BEGIN Page extract
I have following problem:
I have five elements $\{a,b,c,d,e\}$. I have to form ordered group of three elements out of these five elements. at least one or both of $a$ and $b$ should appear in the group formed. Also elements can be repeated. What will be the nicer / neat / systematic way, possibly made-up but neat formula to get the desired count?
How can I come up with final count? I can guess all the possibilities that I have to consider, but I am not able to come up with nice formula to put all these possibilities together. These are the possibilities I am able to come up with:
- With $a$ included in the group, there will be $5\times 5$ groups.
- With $b$ included in the group, there will be $5\times 5$ groups.
- However out of these $5\times 5 + 5\times 5$, I need to subtract count of groups including both $a$ and $b$.
- Again I have to subtract count of groups where we have permuted among same group due to repetition of some specific element. For example {a,a,c} will be counted twice. But I should count once only.
How I do deal with last two points? Do I have to resort to manual counting?
Hint: How many sequences are there in total ?
How many sequences are there that do not contains both $a$ and $b$ ?
So ...
Alternatively :
The sure fire bet to get the answer is to list the $10$ possibilities and calculate their multiplicities. ($S$ = sequence upto permutation, $M$= Multiplicity , $*= c,d \text{ or } e$)
\begin{array}{l|l} S & M \\ \hline aaa & \color{blue}{1} \\ aab & \color{blue}{3} \\ abb & \color{blue}{3} \\ bbb & \color{blue}{1} \\ aa* & \color{blue}{9} \\ ab* & \color{blue}{18} \\ bb* & \color{blue}{9} \\ a** & \color{blue}{27} \\ b** & \color{blue}{27} \\ *** & 27 \\ \hline & 125 \end{array}
END Page extract
BEGIN Listed entries
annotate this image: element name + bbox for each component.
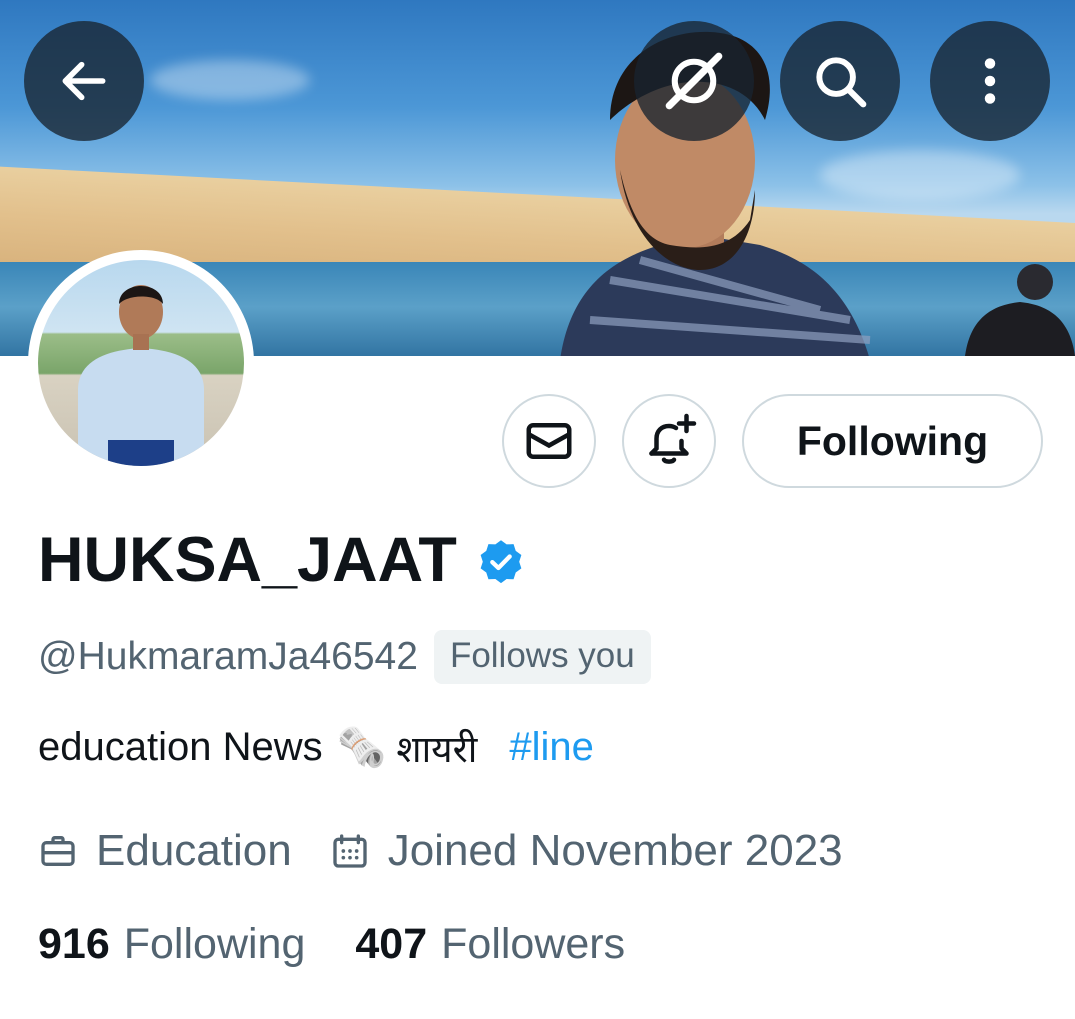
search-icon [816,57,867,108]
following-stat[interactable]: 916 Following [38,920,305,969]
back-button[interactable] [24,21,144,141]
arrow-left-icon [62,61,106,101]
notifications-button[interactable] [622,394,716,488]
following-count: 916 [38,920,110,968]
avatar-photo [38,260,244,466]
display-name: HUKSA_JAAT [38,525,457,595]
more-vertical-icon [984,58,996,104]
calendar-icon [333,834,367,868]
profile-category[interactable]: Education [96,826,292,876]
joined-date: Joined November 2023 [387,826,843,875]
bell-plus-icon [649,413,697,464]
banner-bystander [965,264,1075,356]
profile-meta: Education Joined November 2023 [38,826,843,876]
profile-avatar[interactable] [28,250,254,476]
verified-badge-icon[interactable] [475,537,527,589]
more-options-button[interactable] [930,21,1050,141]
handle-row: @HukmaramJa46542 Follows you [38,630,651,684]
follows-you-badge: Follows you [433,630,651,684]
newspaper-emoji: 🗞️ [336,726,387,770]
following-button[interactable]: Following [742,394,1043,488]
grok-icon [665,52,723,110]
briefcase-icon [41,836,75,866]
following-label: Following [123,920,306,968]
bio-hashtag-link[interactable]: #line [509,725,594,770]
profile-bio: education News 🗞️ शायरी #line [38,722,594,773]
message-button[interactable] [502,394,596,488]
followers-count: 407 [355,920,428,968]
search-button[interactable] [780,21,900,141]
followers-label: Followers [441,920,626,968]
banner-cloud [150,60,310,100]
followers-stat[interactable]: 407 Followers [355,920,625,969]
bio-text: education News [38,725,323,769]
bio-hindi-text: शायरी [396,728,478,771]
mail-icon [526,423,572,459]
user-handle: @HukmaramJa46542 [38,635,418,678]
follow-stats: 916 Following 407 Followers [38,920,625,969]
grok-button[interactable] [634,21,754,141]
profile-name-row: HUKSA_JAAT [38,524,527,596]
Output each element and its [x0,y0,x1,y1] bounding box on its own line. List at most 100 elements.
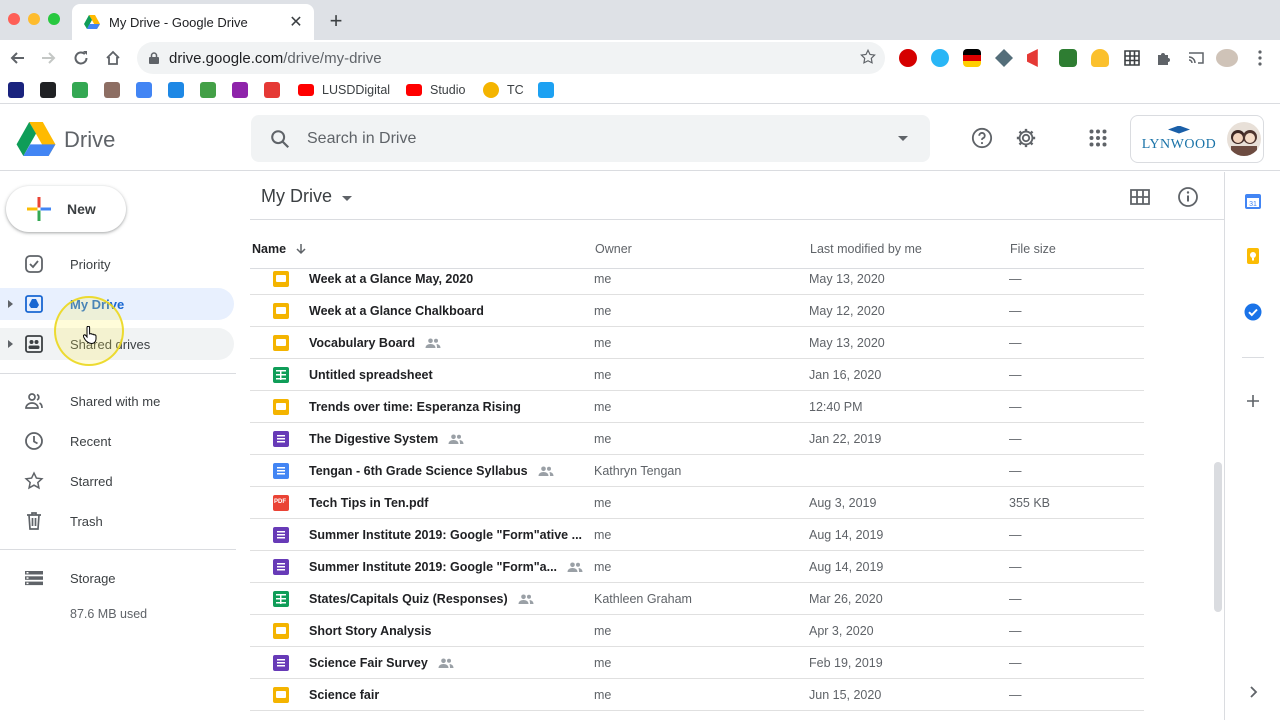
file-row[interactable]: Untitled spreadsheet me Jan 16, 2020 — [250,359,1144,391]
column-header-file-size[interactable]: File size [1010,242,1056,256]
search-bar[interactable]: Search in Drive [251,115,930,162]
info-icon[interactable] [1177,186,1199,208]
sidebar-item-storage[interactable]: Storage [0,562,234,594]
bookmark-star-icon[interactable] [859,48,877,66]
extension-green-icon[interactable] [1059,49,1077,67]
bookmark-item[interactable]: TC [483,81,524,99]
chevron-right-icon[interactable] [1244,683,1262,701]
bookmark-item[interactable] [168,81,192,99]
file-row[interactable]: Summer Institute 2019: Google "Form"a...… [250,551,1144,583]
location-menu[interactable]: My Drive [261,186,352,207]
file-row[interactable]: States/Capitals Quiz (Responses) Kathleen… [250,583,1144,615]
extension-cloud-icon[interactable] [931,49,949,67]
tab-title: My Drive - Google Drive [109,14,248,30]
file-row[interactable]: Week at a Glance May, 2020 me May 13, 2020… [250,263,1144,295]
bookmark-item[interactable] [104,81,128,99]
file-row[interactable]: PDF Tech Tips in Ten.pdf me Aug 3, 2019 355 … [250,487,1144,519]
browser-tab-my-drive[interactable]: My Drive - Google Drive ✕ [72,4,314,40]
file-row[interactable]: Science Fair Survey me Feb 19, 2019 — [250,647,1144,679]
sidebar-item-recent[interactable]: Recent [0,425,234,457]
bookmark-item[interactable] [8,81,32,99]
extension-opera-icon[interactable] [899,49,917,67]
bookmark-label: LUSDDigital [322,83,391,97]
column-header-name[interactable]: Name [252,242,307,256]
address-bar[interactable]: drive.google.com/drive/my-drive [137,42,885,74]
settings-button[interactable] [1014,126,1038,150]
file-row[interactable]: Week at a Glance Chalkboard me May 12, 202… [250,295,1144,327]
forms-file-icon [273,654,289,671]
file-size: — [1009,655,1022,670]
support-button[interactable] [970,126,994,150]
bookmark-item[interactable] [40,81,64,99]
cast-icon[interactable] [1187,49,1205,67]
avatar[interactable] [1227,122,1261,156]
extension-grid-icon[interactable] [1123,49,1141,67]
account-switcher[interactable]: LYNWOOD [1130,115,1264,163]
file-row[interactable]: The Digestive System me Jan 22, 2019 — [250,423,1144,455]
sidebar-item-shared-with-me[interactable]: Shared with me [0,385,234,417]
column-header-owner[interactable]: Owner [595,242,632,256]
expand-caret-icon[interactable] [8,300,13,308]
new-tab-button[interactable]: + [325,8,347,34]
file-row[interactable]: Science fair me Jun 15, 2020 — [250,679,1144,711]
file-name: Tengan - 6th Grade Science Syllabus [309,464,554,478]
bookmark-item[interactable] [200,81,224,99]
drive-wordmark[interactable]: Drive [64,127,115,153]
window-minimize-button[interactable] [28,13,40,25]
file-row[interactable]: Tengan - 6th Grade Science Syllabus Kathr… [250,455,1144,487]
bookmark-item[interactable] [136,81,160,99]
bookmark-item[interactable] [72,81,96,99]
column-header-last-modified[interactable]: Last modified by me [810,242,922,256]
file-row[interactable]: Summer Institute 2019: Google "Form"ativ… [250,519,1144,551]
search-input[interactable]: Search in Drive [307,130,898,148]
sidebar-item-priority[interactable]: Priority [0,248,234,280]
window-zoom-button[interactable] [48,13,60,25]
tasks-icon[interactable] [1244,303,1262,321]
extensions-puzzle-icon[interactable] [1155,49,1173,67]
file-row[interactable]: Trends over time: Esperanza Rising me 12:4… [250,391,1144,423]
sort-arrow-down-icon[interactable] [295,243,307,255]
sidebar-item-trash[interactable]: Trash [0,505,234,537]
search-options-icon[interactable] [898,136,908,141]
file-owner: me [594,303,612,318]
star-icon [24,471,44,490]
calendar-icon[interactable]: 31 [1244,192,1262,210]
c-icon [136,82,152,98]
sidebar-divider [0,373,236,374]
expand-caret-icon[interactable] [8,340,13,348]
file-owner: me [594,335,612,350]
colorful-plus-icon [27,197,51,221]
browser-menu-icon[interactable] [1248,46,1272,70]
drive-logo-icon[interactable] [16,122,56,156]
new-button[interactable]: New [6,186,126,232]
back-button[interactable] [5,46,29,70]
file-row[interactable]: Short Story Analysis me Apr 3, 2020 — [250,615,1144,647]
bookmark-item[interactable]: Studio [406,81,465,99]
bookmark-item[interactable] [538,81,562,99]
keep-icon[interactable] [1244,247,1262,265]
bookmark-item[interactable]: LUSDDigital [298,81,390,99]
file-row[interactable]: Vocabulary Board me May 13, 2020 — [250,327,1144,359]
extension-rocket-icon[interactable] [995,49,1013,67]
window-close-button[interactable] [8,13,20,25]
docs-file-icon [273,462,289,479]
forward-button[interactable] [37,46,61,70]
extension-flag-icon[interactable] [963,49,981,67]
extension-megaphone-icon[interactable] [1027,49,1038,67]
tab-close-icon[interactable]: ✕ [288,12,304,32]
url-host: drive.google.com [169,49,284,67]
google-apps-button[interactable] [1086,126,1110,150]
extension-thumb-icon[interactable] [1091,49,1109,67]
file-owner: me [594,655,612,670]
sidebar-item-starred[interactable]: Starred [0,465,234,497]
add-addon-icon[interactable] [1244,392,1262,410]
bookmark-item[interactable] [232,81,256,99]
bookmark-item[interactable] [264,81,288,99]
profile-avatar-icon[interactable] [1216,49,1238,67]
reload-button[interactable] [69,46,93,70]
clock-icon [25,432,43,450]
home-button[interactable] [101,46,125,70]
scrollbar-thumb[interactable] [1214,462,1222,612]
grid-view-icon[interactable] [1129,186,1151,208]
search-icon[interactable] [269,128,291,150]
END Listed entries
Tasks.
a) Answer these questions about the forum thread, each on its own line:
(i) How many groups does the asker say there will be with $a$ included?
(ii) Which group does the asker give as an example of one that will be counted twice?
(iii) What multiplicity does the table list for $ab*$?
b) Return the passage of the forum thread from "I have following" up to and including "the desired count?".

Answers to the exercise.
a)
(i) $5\times 5$
(ii) {a,a,c}
(iii) 18

b)
I have following problem:
I have five elements $\{a,b,c,d,e\}$. I have to form ordered group of three elements out of these five elements. at least one or both of $a$ and $b$ should appear in the group formed. Also elements can be repeated. What will be the nicer / neat / systematic way, possibly made-up but neat formula to get the desired count?